** Start of Available data **

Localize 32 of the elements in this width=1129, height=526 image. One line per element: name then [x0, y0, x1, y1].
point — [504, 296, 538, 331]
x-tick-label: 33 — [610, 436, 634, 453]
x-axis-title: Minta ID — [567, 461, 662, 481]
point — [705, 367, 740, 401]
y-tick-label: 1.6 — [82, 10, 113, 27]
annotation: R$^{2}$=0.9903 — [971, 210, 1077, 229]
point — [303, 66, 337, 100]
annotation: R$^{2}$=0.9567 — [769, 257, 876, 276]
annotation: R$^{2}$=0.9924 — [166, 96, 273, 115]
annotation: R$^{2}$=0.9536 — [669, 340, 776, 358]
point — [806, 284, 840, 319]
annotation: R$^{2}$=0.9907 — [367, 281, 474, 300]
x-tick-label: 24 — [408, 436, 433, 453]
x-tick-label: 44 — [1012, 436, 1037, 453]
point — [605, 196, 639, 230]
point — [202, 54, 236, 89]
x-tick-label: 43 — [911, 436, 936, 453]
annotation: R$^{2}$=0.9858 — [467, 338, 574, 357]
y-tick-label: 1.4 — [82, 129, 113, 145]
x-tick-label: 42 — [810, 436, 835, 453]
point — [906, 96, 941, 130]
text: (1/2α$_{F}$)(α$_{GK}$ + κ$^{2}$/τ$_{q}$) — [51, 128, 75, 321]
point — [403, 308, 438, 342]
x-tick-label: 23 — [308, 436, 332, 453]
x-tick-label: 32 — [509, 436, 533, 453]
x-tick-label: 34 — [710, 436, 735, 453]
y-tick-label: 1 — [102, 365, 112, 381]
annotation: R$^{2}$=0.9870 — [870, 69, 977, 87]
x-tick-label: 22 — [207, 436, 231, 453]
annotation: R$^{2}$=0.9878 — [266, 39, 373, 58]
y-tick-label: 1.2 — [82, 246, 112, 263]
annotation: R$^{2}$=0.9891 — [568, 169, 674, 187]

** End of Available data **

Render the lines of the entries as a JSON list of strings, one string per line and blank lines omitted. Begin with the very first line and stop after the line that contains "point — [906, 96, 941, 130]", including both of those lines.

[
  "Localize 32 of the elements in this width=1129, height=526 image. One line per element: name then [x0, y0, x1, y1].",
  "point — [504, 296, 538, 331]",
  "x-tick-label: 33 — [610, 436, 634, 453]",
  "x-axis-title: Minta ID — [567, 461, 662, 481]",
  "point — [705, 367, 740, 401]",
  "y-tick-label: 1.6 — [82, 10, 113, 27]",
  "annotation: R$^{2}$=0.9903 — [971, 210, 1077, 229]",
  "point — [303, 66, 337, 100]",
  "annotation: R$^{2}$=0.9567 — [769, 257, 876, 276]",
  "annotation: R$^{2}$=0.9924 — [166, 96, 273, 115]",
  "annotation: R$^{2}$=0.9536 — [669, 340, 776, 358]",
  "point — [806, 284, 840, 319]",
  "annotation: R$^{2}$=0.9907 — [367, 281, 474, 300]",
  "x-tick-label: 24 — [408, 436, 433, 453]",
  "x-tick-label: 44 — [1012, 436, 1037, 453]",
  "point — [605, 196, 639, 230]",
  "point — [202, 54, 236, 89]",
  "x-tick-label: 43 — [911, 436, 936, 453]",
  "annotation: R$^{2}$=0.9858 — [467, 338, 574, 357]",
  "y-tick-label: 1.4 — [82, 129, 113, 145]",
  "x-tick-label: 42 — [810, 436, 835, 453]",
  "point — [906, 96, 941, 130]"
]